What you are asked to do:
Produce an exact copy of all the records.
━━━━━━━━
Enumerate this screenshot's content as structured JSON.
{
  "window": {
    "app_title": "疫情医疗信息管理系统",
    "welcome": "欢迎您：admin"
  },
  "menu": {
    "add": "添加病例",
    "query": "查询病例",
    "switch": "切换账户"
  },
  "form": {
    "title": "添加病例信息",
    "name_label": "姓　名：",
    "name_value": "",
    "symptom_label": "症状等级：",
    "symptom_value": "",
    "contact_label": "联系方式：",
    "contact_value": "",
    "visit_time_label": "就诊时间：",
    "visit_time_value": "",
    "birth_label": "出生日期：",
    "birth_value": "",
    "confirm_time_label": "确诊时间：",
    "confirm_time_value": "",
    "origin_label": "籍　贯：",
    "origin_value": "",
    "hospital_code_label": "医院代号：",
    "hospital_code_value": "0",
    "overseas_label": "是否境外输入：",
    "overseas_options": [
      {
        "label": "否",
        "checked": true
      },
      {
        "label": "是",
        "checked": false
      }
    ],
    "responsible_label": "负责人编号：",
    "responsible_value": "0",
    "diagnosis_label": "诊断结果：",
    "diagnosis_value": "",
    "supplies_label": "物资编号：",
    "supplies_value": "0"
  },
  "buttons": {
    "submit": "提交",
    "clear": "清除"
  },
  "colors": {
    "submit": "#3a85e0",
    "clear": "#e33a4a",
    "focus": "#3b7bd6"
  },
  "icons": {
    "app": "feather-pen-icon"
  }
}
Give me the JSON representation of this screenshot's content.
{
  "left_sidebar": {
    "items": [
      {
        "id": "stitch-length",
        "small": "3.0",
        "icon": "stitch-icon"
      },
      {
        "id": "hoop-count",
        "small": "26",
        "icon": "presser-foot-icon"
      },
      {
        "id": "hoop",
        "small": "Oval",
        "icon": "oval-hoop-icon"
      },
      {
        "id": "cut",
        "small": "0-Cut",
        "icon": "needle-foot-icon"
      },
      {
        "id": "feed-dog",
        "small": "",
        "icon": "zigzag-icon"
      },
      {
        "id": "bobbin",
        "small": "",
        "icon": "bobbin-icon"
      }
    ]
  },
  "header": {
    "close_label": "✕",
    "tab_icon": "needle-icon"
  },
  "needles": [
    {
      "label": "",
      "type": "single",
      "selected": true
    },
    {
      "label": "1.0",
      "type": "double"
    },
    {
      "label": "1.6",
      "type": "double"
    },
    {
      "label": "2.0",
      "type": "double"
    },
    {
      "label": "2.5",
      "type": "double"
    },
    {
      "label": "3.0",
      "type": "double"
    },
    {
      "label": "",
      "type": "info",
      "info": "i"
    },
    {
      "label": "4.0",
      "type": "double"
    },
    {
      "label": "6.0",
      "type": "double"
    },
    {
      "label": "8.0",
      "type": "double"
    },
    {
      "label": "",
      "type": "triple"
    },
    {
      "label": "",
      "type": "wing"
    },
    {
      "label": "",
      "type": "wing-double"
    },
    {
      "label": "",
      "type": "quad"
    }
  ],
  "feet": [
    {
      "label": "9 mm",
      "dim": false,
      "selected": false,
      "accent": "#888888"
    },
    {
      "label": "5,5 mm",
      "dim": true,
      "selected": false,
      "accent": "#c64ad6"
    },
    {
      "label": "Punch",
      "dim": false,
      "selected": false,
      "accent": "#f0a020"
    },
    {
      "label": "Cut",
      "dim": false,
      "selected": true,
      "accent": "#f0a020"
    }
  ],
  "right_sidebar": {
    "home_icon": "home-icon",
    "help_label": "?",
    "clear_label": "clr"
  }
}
━━━━━━━━
Full answer:
Enumerate this screenshot's content as structured JSON.
{
  "window": {
    "app_title": "疫情医疗信息管理系统",
    "welcome": "欢迎您：admin"
  },
  "menu": {
    "add": "添加病例",
    "query": "查询病例",
    "switch": "切换账户"
  },
  "form": {
    "title": "添加病例信息",
    "name_label": "姓　名：",
    "name_value": "",
    "symptom_label": "症状等级：",
    "symptom_value": "",
    "contact_label": "联系方式：",
    "contact_value": "",
    "visit_time_label": "就诊时间：",
    "visit_time_value": "",
    "birth_label": "出生日期：",
    "birth_value": "",
    "confirm_time_label": "确诊时间：",
    "confirm_time_value": "",
    "origin_label": "籍　贯：",
    "origin_value": "",
    "hospital_code_label": "医院代号：",
    "hospital_code_value": "0",
    "overseas_label": "是否境外输入：",
    "overseas_options": [
      {
        "label": "否",
        "checked": true
      },
      {
        "label": "是",
        "checked": false
      }
    ],
    "responsible_label": "负责人编号：",
    "responsible_value": "0",
    "diagnosis_label": "诊断结果：",
    "diagnosis_value": "",
    "supplies_label": "物资编号：",
    "supplies_value": "0"
  },
  "buttons": {
    "submit": "提交",
    "clear": "清除"
  },
  "colors": {
    "submit": "#3a85e0",
    "clear": "#e33a4a",
    "focus": "#3b7bd6"
  },
  "icons": {
    "app": "feather-pen-icon"
  }
}
Give me the JSON representation of this screenshot's content.
{
  "left_sidebar": {
    "items": [
      {
        "id": "stitch-length",
        "small": "3.0",
        "icon": "stitch-icon"
      },
      {
        "id": "hoop-count",
        "small": "26",
        "icon": "presser-foot-icon"
      },
      {
        "id": "hoop",
        "small": "Oval",
        "icon": "oval-hoop-icon"
      },
      {
        "id": "cut",
        "small": "0-Cut",
        "icon": "needle-foot-icon"
      },
      {
        "id": "feed-dog",
        "small": "",
        "icon": "zigzag-icon"
      },
      {
        "id": "bobbin",
        "small": "",
        "icon": "bobbin-icon"
      }
    ]
  },
  "header": {
    "close_label": "✕",
    "tab_icon": "needle-icon"
  },
  "needles": [
    {
      "label": "",
      "type": "single",
      "selected": true
    },
    {
      "label": "1.0",
      "type": "double"
    },
    {
      "label": "1.6",
      "type": "double"
    },
    {
      "label": "2.0",
      "type": "double"
    },
    {
      "label": "2.5",
      "type": "double"
    },
    {
      "label": "3.0",
      "type": "double"
    },
    {
      "label": "",
      "type": "info",
      "info": "i"
    },
    {
      "label": "4.0",
      "type": "double"
    },
    {
      "label": "6.0",
      "type": "double"
    },
    {
      "label": "8.0",
      "type": "double"
    },
    {
      "label": "",
      "type": "triple"
    },
    {
      "label": "",
      "type": "wing"
    },
    {
      "label": "",
      "type": "wing-double"
    },
    {
      "label": "",
      "type": "quad"
    }
  ],
  "feet": [
    {
      "label": "9 mm",
      "dim": false,
      "selected": false,
      "accent": "#888888"
    },
    {
      "label": "5,5 mm",
      "dim": true,
      "selected": false,
      "accent": "#c64ad6"
    },
    {
      "label": "Punch",
      "dim": false,
      "selected": false,
      "accent": "#f0a020"
    },
    {
      "label": "Cut",
      "dim": false,
      "selected": true,
      "accent": "#f0a020"
    }
  ],
  "right_sidebar": {
    "home_icon": "home-icon",
    "help_label": "?",
    "clear_label": "clr"
  }
}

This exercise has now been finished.